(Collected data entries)
--- START ---

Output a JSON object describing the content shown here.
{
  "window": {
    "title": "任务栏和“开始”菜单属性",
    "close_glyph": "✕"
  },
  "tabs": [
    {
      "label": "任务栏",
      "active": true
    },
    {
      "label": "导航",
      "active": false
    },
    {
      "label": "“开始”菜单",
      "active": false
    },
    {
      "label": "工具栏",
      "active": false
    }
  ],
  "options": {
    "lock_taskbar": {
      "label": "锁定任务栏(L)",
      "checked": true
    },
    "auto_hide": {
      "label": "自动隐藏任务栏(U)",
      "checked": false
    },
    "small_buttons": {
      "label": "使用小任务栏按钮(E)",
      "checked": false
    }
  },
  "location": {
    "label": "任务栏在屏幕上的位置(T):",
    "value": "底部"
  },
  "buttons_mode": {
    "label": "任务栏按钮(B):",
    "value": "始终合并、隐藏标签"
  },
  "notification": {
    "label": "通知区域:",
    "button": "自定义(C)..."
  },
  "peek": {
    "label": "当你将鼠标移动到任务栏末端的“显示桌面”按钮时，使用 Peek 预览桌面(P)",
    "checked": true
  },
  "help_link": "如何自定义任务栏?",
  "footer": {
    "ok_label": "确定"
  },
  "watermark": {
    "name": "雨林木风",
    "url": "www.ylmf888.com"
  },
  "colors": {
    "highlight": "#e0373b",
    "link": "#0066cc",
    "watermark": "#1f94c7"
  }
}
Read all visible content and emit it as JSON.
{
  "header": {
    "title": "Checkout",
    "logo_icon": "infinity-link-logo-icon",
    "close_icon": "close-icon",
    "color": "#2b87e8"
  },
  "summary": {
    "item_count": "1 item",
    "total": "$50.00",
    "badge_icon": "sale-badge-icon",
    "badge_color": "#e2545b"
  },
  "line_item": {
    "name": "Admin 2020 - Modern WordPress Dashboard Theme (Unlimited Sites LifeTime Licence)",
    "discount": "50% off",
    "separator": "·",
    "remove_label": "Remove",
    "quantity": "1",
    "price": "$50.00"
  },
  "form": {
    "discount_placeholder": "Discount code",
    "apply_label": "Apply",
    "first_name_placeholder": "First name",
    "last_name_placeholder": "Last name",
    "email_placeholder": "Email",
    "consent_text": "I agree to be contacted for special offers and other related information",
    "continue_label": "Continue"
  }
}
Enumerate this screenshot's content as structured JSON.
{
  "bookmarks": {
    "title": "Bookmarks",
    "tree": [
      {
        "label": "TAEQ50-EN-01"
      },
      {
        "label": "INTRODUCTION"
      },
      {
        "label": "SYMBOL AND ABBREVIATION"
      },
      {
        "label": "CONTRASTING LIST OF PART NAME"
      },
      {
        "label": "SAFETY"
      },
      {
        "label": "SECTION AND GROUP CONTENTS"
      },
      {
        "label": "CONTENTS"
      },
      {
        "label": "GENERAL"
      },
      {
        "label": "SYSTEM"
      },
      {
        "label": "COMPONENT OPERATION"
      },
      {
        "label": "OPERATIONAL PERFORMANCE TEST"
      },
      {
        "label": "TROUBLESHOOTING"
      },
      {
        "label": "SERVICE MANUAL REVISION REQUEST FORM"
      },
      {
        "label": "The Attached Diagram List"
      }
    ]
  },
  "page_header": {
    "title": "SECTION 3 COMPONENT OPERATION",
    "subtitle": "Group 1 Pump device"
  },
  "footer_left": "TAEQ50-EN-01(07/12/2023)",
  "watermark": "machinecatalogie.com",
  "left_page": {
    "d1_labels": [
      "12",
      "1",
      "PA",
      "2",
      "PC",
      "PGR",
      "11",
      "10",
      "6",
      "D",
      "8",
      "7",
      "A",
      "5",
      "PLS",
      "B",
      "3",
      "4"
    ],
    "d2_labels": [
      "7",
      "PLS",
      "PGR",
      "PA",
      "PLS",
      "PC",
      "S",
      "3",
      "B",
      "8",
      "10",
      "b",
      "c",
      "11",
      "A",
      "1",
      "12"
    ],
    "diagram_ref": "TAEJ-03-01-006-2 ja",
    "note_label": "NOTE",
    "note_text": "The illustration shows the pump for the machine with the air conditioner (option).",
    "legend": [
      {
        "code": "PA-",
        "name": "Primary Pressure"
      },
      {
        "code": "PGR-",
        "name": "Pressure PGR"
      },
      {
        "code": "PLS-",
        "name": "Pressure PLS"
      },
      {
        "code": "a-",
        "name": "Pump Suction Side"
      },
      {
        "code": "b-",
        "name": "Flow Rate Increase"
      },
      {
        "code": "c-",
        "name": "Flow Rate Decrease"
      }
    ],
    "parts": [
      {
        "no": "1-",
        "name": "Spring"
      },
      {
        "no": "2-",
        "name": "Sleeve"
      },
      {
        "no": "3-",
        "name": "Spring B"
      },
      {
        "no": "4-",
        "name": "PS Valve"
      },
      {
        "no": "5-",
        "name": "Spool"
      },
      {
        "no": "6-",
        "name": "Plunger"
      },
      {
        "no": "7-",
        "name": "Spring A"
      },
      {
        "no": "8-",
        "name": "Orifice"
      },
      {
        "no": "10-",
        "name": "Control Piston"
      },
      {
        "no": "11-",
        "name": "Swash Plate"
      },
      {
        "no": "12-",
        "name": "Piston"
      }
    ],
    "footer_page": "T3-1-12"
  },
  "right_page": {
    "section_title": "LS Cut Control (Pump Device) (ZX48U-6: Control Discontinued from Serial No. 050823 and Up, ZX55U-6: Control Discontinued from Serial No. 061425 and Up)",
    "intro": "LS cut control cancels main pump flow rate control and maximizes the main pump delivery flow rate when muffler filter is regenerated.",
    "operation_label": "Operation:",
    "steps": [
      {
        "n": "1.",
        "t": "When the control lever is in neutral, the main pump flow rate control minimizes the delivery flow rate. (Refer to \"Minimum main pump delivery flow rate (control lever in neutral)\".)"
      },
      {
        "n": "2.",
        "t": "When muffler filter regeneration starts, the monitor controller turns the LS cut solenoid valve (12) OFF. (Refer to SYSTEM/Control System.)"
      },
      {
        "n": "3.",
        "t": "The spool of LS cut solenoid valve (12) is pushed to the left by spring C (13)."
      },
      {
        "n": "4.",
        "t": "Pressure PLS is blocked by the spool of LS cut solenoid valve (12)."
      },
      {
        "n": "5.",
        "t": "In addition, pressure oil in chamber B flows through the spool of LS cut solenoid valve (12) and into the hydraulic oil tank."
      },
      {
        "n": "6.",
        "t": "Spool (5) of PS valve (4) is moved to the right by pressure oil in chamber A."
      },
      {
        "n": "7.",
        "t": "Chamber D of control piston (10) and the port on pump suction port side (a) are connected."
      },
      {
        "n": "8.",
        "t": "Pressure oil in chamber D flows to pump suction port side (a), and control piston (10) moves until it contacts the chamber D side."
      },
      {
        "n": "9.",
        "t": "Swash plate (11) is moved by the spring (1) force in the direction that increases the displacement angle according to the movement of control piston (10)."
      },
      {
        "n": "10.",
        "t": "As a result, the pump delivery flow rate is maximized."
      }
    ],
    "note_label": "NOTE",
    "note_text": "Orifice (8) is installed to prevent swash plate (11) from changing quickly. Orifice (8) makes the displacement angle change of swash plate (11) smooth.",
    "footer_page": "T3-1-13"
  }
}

--- END ---

▸ **Exercise objective**: Copy out each line in the listing that has the word "port".

▸ **The solution**:
        "t": "Chamber D of control piston (10) and the port on pump suction port side (a) are connected."
        "t": "Pressure oil in chamber D flows to pump suction port side (a), and control piston (10) moves until it contacts the chamber D side."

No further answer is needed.